PASSAGE TO READ >>

Write UnitTests for programs written by Perplexity or me.
A stand-by assistant to answer my "stupid" questions, if I forgot or never knew simple things in programming.
The above 2 cases look reasonable. I continued writing code that I know how to write. But why? Recently I realized that if I know how to implement some functionality does not mean that I need to spend time typing tons of code via keyboard. Why not delegate this to Perplexity too? After all, when I was working on a project for eBay, I saw a couple of presentations on the gitHub Copilot usages.
There are 2 types of integrations with the IDE - one that writes the code directly into your IDE editor window and the other - in a pop-up. The difference is to me a superficial convenience. In the first case you come to a point and tell the Copilot to continue coding; in the pop-up mode you tell Copilot to write such and such code and then copy and paste it wherever you need it.
Understanding that Perplexity is not trained specifically for programming I decided to try anyway. I do not regret it.
These are some observations:
It is very useful for simple tasks that you can clearly define. It gives the answer - typically 100% working code - in seconds. This is most useful in cases where the functionality can be simply defined, but you need to spend a lot of time researching third party libraries.
Sometimes it makes human mistakes in the code: it scares me and gives me chills.
It does not handle the requests, which contain too many [mini] tasks/subrequests, well. Like my task to write a scientific essay. I continued refining the essay by reasking subrequests. See follow up questions in the same place.
As you can see I got a confession (-:) from the machine: it lied to me. You need to press harder to get the results.
In coding (programming) I point out errors and ask Perplexity to fix them. Sometimes it takes several iterations.
I continued resubmitting parts of my original request in hope to get better answers.
After pressing more I got another confession about the Top Cited Papers Overview.
Conclusions
The essay ended up being very shallow. I did not get an answer to my main question: How linguistic corpora, precisely tree banks, are used for groundbreaking research?

INFORMATION PROVIDED >>
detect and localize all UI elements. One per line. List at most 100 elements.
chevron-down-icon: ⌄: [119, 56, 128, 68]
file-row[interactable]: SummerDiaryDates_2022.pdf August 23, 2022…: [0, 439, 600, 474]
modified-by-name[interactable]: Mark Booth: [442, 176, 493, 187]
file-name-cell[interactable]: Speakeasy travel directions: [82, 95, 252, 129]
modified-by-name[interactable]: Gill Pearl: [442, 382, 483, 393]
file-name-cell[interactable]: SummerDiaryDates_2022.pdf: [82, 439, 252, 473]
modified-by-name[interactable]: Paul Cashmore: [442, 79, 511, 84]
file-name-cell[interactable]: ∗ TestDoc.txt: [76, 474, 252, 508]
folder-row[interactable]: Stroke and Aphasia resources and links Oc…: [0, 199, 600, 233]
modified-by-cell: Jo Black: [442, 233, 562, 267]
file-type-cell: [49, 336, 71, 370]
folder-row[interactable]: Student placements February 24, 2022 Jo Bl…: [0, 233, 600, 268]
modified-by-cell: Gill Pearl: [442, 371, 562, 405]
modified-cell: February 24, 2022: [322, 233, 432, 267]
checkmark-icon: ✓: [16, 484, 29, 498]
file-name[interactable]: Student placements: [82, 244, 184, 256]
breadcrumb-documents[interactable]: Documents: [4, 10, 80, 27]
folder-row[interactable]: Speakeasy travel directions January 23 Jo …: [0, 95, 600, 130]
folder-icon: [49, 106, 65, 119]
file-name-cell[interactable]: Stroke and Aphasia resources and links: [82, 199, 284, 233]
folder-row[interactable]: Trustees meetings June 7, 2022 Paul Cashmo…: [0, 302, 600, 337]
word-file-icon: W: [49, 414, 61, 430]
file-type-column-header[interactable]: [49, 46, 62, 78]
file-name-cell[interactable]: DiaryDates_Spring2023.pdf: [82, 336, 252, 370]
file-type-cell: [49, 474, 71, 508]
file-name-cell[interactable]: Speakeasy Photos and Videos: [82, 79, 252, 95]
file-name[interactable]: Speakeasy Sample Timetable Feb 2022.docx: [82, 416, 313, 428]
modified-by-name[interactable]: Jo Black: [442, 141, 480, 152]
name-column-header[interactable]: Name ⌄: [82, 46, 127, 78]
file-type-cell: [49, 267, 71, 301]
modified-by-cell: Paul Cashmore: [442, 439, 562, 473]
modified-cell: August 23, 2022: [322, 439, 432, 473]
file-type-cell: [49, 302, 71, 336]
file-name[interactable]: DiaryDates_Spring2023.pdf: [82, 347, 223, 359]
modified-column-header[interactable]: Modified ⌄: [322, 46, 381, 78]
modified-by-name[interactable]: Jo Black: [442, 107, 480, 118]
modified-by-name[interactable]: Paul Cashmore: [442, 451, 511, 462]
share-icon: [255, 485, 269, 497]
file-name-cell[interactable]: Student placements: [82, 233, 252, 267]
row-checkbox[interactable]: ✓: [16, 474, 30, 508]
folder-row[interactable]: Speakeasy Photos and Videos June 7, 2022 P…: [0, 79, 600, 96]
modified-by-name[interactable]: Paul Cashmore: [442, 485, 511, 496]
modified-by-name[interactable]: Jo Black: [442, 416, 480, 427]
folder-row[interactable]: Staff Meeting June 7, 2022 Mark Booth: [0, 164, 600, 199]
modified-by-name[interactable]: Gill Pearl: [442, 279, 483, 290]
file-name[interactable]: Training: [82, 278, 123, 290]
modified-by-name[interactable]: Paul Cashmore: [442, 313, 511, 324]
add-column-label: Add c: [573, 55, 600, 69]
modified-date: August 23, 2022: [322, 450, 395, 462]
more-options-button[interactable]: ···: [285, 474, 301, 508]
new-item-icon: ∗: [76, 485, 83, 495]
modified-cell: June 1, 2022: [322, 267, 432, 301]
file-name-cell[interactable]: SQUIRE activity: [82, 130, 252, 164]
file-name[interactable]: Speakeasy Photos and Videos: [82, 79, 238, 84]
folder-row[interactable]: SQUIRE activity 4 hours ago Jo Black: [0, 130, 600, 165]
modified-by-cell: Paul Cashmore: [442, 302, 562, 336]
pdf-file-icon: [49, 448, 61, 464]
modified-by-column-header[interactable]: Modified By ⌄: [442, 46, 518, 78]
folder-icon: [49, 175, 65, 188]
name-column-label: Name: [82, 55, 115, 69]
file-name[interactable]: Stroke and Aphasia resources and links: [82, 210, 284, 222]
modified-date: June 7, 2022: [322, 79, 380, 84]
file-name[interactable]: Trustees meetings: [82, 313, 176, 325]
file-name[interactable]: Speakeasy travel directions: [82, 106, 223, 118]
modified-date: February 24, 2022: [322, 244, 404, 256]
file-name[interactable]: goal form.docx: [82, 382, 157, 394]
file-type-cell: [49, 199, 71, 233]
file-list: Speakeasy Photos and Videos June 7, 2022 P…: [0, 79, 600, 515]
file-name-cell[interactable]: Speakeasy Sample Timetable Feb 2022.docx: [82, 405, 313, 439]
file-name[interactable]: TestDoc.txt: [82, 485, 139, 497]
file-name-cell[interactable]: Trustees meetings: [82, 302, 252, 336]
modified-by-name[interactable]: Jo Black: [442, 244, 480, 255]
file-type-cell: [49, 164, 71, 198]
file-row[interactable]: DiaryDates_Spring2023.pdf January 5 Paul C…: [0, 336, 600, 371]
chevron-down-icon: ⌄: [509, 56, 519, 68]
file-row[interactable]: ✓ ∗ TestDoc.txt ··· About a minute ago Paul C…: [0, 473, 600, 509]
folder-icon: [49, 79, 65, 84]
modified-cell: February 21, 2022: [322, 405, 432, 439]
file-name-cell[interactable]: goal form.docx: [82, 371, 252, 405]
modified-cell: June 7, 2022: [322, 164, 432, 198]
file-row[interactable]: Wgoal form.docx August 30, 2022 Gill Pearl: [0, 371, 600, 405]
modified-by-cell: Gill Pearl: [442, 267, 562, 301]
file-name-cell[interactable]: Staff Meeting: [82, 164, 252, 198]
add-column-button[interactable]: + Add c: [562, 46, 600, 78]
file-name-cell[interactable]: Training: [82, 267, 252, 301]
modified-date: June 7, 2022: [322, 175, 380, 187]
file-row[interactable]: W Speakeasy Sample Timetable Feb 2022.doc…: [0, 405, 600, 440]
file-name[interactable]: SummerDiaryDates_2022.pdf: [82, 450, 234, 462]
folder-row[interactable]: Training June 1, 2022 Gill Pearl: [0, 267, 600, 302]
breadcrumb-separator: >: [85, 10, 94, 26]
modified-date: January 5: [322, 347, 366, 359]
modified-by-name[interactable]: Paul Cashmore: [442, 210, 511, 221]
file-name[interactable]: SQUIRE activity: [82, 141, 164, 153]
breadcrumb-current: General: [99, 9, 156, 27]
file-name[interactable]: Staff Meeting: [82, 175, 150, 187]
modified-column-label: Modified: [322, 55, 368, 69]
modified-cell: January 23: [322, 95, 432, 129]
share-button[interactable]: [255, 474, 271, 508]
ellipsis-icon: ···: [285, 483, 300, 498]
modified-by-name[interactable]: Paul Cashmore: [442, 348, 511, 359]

TASK SET >>
[A] Could you update the passage about using Perplexity for coding by rewriting everything from "A stand-by assistant" down to "gitHub Copilot usages.", putting "touchscreen" in place of "keyboard"?
[B] In the passage about using Perplexity for coding, which company's project was the writer working on when they saw presentations on GitHub Copilot usages?
[C] Could you proceed with the passage about using Perplexity for coding, starting right after its final sentence?
The records have nothing to do with the text about using Perplexity for programming.

RESPONSES BY ITEM NUMBER >>
[A]
A stand-by assistant to answer my "stupid" questions, if I forgot or never knew simple things in programming.
The above 2 cases look reasonable. I continued writing code that I know how to write. But why? Recently I realized that if I know how to implement some functionality does not mean that I need to spend time typing tons of code via touchscreen. Why not delegate this to Perplexity too? After all, when I was working on a project for eBay, I saw a couple of presentations on the gitHub Copilot usages.

[B] eBay

[C]
Several relevant references were placed incorrectly. The cases of confident lies and misinformation are not pleasant (but have been well documented). By double checking, reformulating, and retrying requests you can get useful information, if it is not a completely accurate, satisfactory answer. This prompt engineering skill everyone should master. It becomes a separate area of research and development. And linguists might contribute a lot. [I'll continue pushing the envelope until I convince interested parties in Polytechnic and Linguistics University to start delivering prompt engineering courses. I am sure high school is even better place to start.]
I recommend using Perplexity for initial research, simple coding, writing UnitTest, optimizing code (did not try yet), writing simple essays, writing emails, translating into Armenian, etc.
The so called LLMs become better and better on a daily basis.
I that the user should adjust to the tools and use them where they work better. Note that people get pets not for playing chess. Everyone can find aspects of LLM use and become skilful in communicating with them. It might be not easy, but adjusting to use computers, internet, smartphones, was not easy either. For linguists it might play a role of Python language or RegEx tutor. At very list as a stand-by - day and night - assistant.
It is important timely introduction of LLM (other technologies) into the cultural fabric of nation. Otherwise, the nation will never catch up, like it happened in Soviet Union with Cybernetics and Genetics (Molecular Biology).
Today we cannot imagine our lives without computer, web, smartphone, etc. In 2-3 years you will add LLMs to the list. The AI Singularity is expected in 2029. Get ready.
P.S. Note, that I used free access. Paid services - I suppose - are much better.